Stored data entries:
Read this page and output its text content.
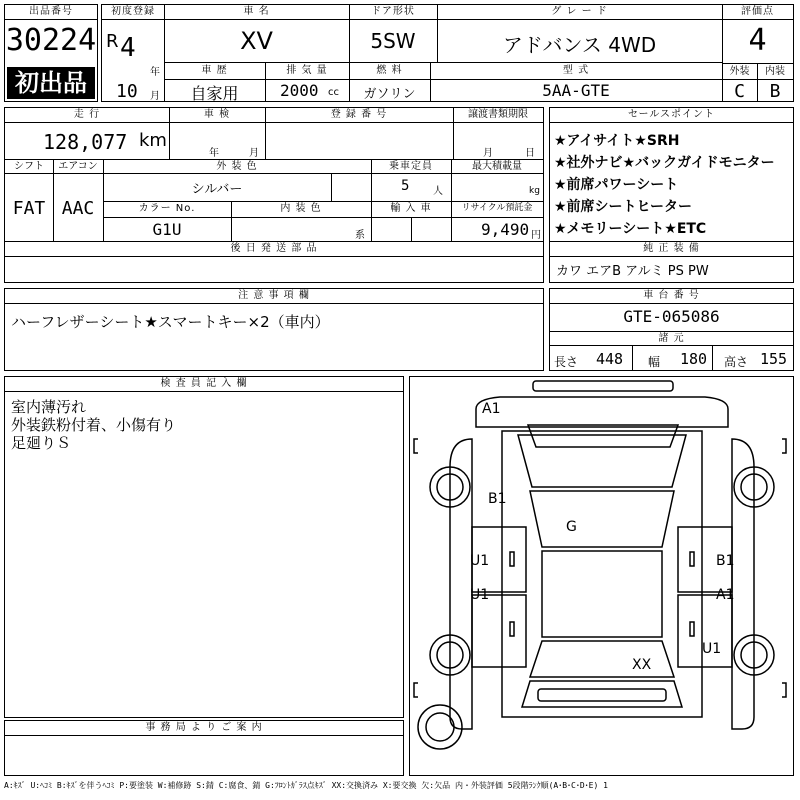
出品番号
30224
初出品
初度登録
R 4
年
10 月
車 名
XV
ドア形状
5SW
グ レ ー ド
アドバンス 4WD
評価点
4
車 歴
自家用
排 気 量
2000 cc
燃 料
ガソリン
型 式
5AA-GTE
外装
C
内装
B
走 行
128,077 km
車 検
年	月
登 録 番 号	譲渡書類期限
月	日
シフト
FAT
エアコン
AAC
外 装 色
シルバー
乗車定員
5 人
最大積載量
kg
カラー No.
G1U
内 装 色
系
輸 入 車	リサイクル預託金
9,490 円
後 日 発 送 部 品
セールスポイント
★アイサイト★SRH
★社外ナビ★バックガイドモニター
★前席パワーシート
★前席シートヒーター
★メモリーシート★ETC
純 正 装 備
カワ エアB アルミ PS PW
注 意 事 項 欄
ハーフレザーシート★スマートキー×2（車内）
車 台 番 号
GTE-065086
諸 元
長さ 448 幅 180 高さ 155
検 査 員 記 入 欄
室内薄汚れ
外装鉄粉付着、小傷有り
足廻りＳ
事 務 局 よ り ご 案 内
A1
B1
G
U1
U1
B1
A1
U1
XX
A:ｷｽﾞ U:ﾍｺﾐ B:ｷｽﾞを伴うﾍｺﾐ P:要塗装 W:補修跡 S:錆 C:腐食、錆 G:ﾌﾛﾝﾄｶﾞﾗｽ点ｷｽﾞ XX:交換済み X:要交換 欠:欠品 内・外装評価 5段階ﾗﾝｸ順(A･B･C･D･E) 1
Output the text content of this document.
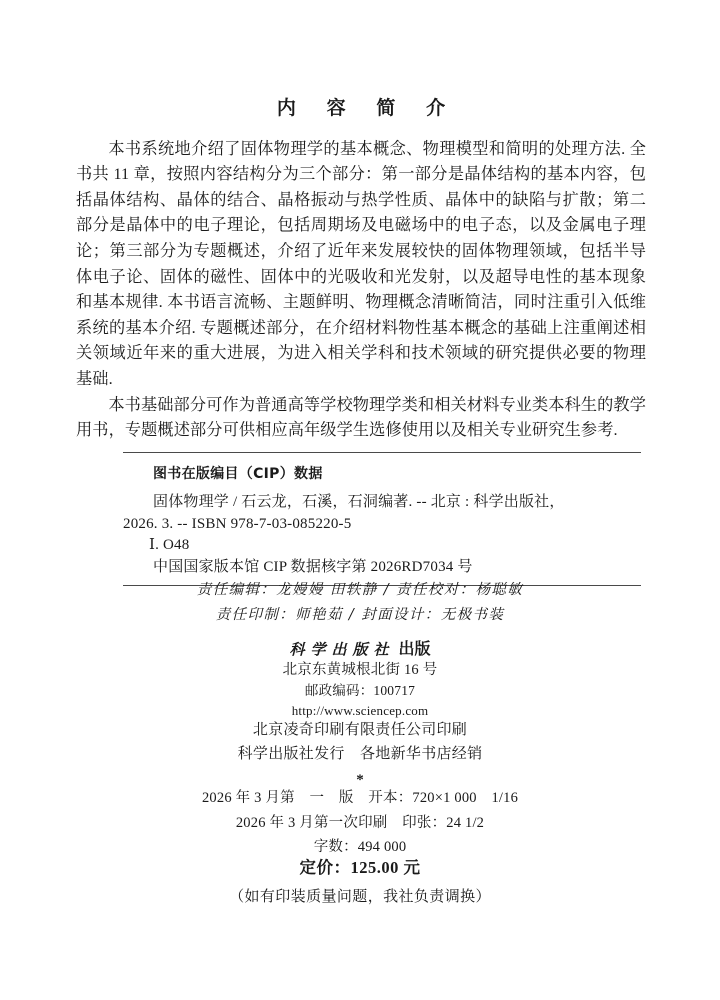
内 容 简 介

本书系统地介绍了固体物理学的基本概念、物理模型和简明的处理方法. 全书共 11 章，按照内容结构分为三个部分：第一部分是晶体结构的基本内容，包括晶体结构、晶体的结合、晶格振动与热学性质、晶体中的缺陷与扩散；第二部分是晶体中的电子理论，包括周期场及电磁场中的电子态，以及金属电子理论；第三部分为专题概述，介绍了近年来发展较快的固体物理领域，包括半导体电子论、固体的磁性、固体中的光吸收和光发射，以及超导电性的基本现象和基本规律. 本书语言流畅、主题鲜明、物理概念清晰简洁，同时注重引入低维系统的基本介绍. 专题概述部分，在介绍材料物性基本概念的基础上注重阐述相关领域近年来的重大进展，为进入相关学科和技术领域的研究提供必要的物理基础.

本书基础部分可作为普通高等学校物理学类和相关材料专业类本科生的教学用书，专题概述部分可供相应高年级学生选修使用以及相关专业研究生参考.

图书在版编目（CIP）数据

固体物理学 / 石云龙，石溪，石洞编著. -- 北京 : 科学出版社，

2026. 3. -- ISBN 978-7-03-085220-5

Ⅰ. O48

中国国家版本馆 CIP 数据核字第 2026RD7034 号

责任编辑：龙嫚嫚 田轶静 / 责任校对：杨聪敏

责任印制：师艳茹 / 封面设计：无极书装

科学出版社 出版

北京东黄城根北街 16 号

邮政编码：100717

http://www.sciencep.com

北京凌奇印刷有限责任公司印刷

科学出版社发行　各地新华书店经销

*

2026 年 3 月第　一　版　开本：720×1 000　1/16

2026 年 3 月第一次印刷　印张：24 1/2

字数：494 000

定价：125.00 元

（如有印装质量问题，我社负责调换）
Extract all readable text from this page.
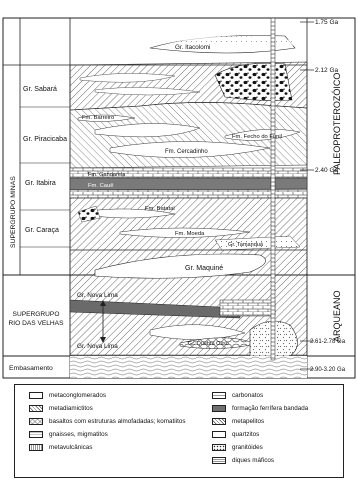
1.75 Ga
2.12 Ga
2.40 Ga
2.61-2.78 Ga
2.90-3.20 Ga
PALEOPROTEROZÓICO
ARQUEANO
SUPERGRUPO MINAS
Gr. Sabará
Gr. Piracicaba
Gr. Itabira
Gr. Caraça
SUPERGRUPO
RIO DAS VELHAS
Embasamento
Gr. Itacolomi
Fm. Barreiro
Fm. Fecho do Funil
Fm. Cercadinho
Fm. Gandarela
Fm. Cauê
Fm. Batatal
Fm. Moeda
Gr. Tamanduá
Gr. Maquiné
Gr. Nova Lima
Gr. Nova Lima	Gr. Quebra Osso
metaconglomerados
metadiamictitos
basaltos com estruturas almofadadas; komatiitos
gnaisses, migmatitos
metavulcânicas
carbonatos
formação ferrífera bandada
metapelitos
quartzitos
granitóides
diques máficos
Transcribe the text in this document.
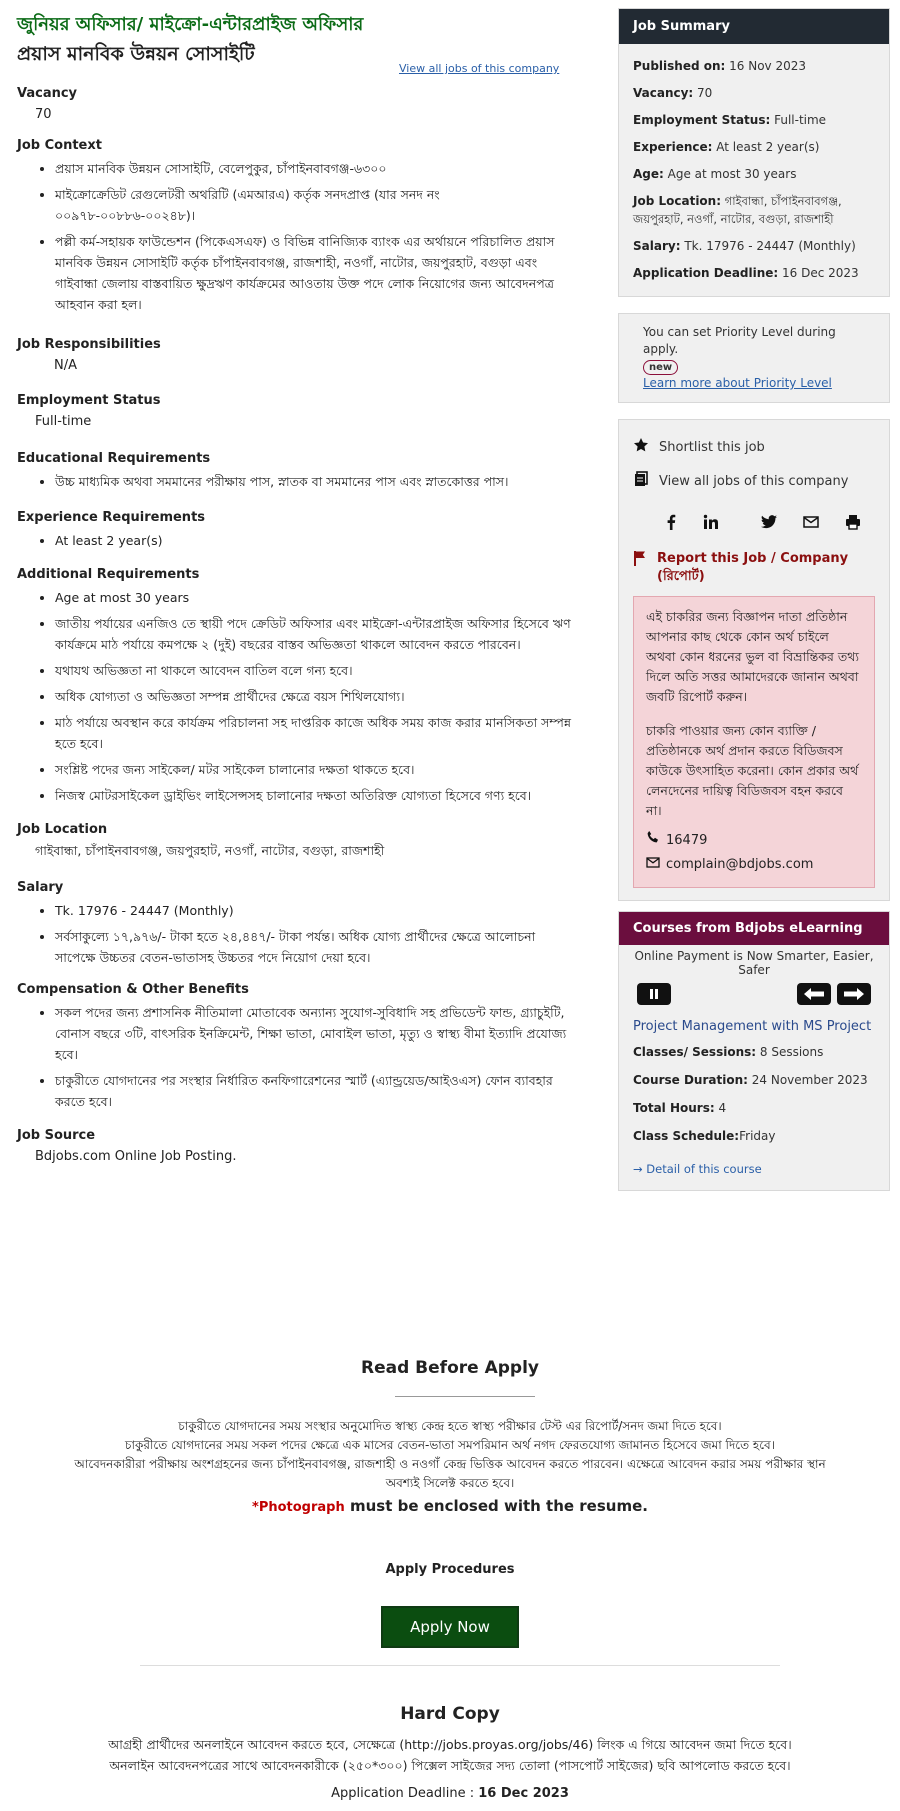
জুনিয়র অফিসার/ মাইক্রো-এন্টারপ্রাইজ অফিসার
প্রয়াস মানবিক উন্নয়ন সোসাইটি
Vacancy
70
Job Context
• প্রয়াস মানবিক উন্নয়ন সোসাইটি, বেলেপুকুর, চাঁপাইনবাবগঞ্জ-৬৩০০
• মাইক্রোক্রেডিট রেগুলেটরী অথরিটি (এমআরএ) কর্তৃক সনদপ্রাপ্ত (যার সনদ নং ০০৯৭৮-০০৮৮৬-০০২৪৮)।
• পল্লী কর্ম-সহায়ক ফাউন্ডেশন (পিকেএসএফ) ও বিভিন্ন বানিজ্যিক ব্যাংক এর অর্থায়নে পরিচালিত প্রয়াস মানবিক উন্নয়ন সোসাইটি কর্তৃক চাঁপাইনবাবগঞ্জ, রাজশাহী, নওগাঁ, নাটোর, জয়পুরহাট, বগুড়া এবং গাইবান্ধা জেলায় বাস্তবায়িত ক্ষুদ্রঋণ কার্যক্রমের আওতায় উক্ত পদে লোক নিয়োগের জন্য আবেদনপত্র আহবান করা হল।
Job Responsibilities
N/A
Employment Status
Full-time
Educational Requirements
• উচ্চ মাধ্যমিক অথবা সমমানের পরীক্ষায় পাস, স্নাতক বা সমমানের পাস এবং স্নাতকোত্তর পাস।
Experience Requirements
• At least 2 year(s)
Additional Requirements
• Age at most 30 years
• জাতীয় পর্যায়ের এনজিও তে স্থায়ী পদে ক্রেডিট অফিসার এবং মাইক্রো-এন্টারপ্রাইজ অফিসার হিসেবে ঋণ কার্যক্রমে মাঠ পর্যায়ে কমপক্ষে ২ (দুই) বছরের বাস্তব অভিজ্ঞতা থাকলে আবেদন করতে পারবেন।
• যথাযথ অভিজ্ঞতা না থাকলে আবেদন বাতিল বলে গন্য হবে।
• অধিক যোগ্যতা ও অভিজ্ঞতা সম্পন্ন প্রার্থীদের ক্ষেত্রে বয়স শিথিলযোগ্য।
• মাঠ পর্যায়ে অবস্থান করে কার্যক্রম পরিচালনা সহ দাপ্তরিক কাজে অধিক সময় কাজ করার মানসিকতা সম্পন্ন হতে হবে।
• সংশ্লিষ্ট পদের জন্য সাইকেল/ মটর সাইকেল চালানোর দক্ষতা থাকতে হবে।
• নিজস্ব মোটরসাইকেল ড্রাইভিং লাইসেন্সসহ চালানোর দক্ষতা অতিরিক্ত যোগ্যতা হিসেবে গণ্য হবে।
Job Location
গাইবান্ধা, চাঁপাইনবাবগঞ্জ, জয়পুরহাট, নওগাঁ, নাটোর, বগুড়া, রাজশাহী
Salary
• Tk. 17976 - 24447 (Monthly)
• সর্বসাকুল্যে ১৭,৯৭৬/- টাকা হতে ২৪,৪৪৭/- টাকা পর্যন্ত। অধিক যোগ্য প্রার্থীদের ক্ষেত্রে আলোচনা সাপেক্ষে উচ্চতর বেতন-ভাতাসহ উচ্চতর পদে নিয়োগ দেয়া হবে।
Compensation & Other Benefits
• সকল পদের জন্য প্রশাসনিক নীতিমালা মোতাবেক অন্যান্য সুযোগ-সুবিধাদি সহ প্রভিডেন্ট ফান্ড, গ্র্যাচুইটি, বোনাস বছরে ৩টি, বাৎসরিক ইনক্রিমেন্ট, শিক্ষা ভাতা, মোবাইল ভাতা, মৃত্যু ও স্বাস্থ্য বীমা ইত্যাদি প্রযোজ্য হবে।
• চাকুরীতে যোগদানের পর সংস্থার নির্ধারিত কনফিগারেশনের স্মার্ট (এ্যান্ড্রয়েড/আইওএস) ফোন ব্যাবহার করতে হবে।
Job Source
Bdjobs.com Online Job Posting.
View all jobs of this company
Job Summary
Published on: 16 Nov 2023
Vacancy: 70
Employment Status: Full-time
Experience: At least 2 year(s)
Age: Age at most 30 years
Job Location: গাইবান্ধা, চাঁপাইনবাবগঞ্জ, জয়পুরহাট, নওগাঁ, নাটোর, বগুড়া, রাজশাহী
Salary: Tk. 17976 - 24447 (Monthly)
Application Deadline: 16 Dec 2023
You can set Priority Level during apply.
new
Learn more about Priority Level
Shortlist this job
View all jobs of this company
Report this Job / Company (রিপোর্ট)

এই চাকরির জন্য বিজ্ঞাপন দাতা প্রতিষ্ঠান আপনার কাছ থেকে কোন অর্থ চাইলে অথবা কোন ধরনের ভুল বা বিভ্রান্তিকর তথ্য দিলে অতি সত্তর আমাদেরকে জানান অথবা জবটি রিপোর্ট করুন।

চাকরি পাওয়ার জন্য কোন ব্যাক্তি / প্রতিষ্ঠানকে অর্থ প্রদান করতে বিডিজবস কাউকে উৎসাহিত করেনা। কোন প্রকার অর্থ লেনদেনের দায়িত্ব বিডিজবস বহন করবে না।

16479
complain@bdjobs.com
Courses from Bdjobs eLearning
Online Payment is Now Smarter, Easier, Safer
Project Management with MS Project
Classes/ Sessions: 8 Sessions
Course Duration: 24 November 2023
Total Hours: 4
Class Schedule:Friday
→ Detail of this course
Read Before Apply
চাকুরীতে যোগদানের সময় সংস্থার অনুমোদিত স্বাস্থ্য কেন্দ্র হতে স্বাস্থ্য পরীক্ষার টেস্ট এর রিপোর্ট/সনদ জমা দিতে হবে।
চাকুরীতে যোগদানের সময় সকল পদের ক্ষেত্রে এক মাসের বেতন-ভাতা সমপরিমান অর্থ নগদ ফেরতযোগ্য জামানত হিসেবে জমা দিতে হবে।
আবেদনকারীরা পরীক্ষায় অংশগ্রহনের জন্য চাঁপাইনবাবগঞ্জ, রাজশাহী ও নওগাঁ কেন্দ্র ভিত্তিক আবেদন করতে পারবেন। এক্ষেত্রে আবেদন করার সময় পরীক্ষার স্থান অবশ্যই সিলেক্ট করতে হবে।
*Photograph must be enclosed with the resume.
Apply Procedures
Apply Now
Hard Copy
আগ্রহী প্রার্থীদের অনলাইনে আবেদন করতে হবে, সেক্ষেত্রে (http://jobs.proyas.org/jobs/46) লিংক এ গিয়ে আবেদন জমা দিতে হবে।
অনলাইন আবেদনপত্রের সাথে আবেদনকারীকে (২৫০*৩০০) পিক্সেল সাইজের সদ্য তোলা (পাসপোর্ট সাইজের) ছবি আপলোড করতে হবে।
Application Deadline : 16 Dec 2023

— SHORT PROBLEM —
Which lines in the listing above hold the word "Experience"? Show each of them.

— RESPONSE TO THE EXERCISE —
Experience Requirements
Experience: At least 2 year(s)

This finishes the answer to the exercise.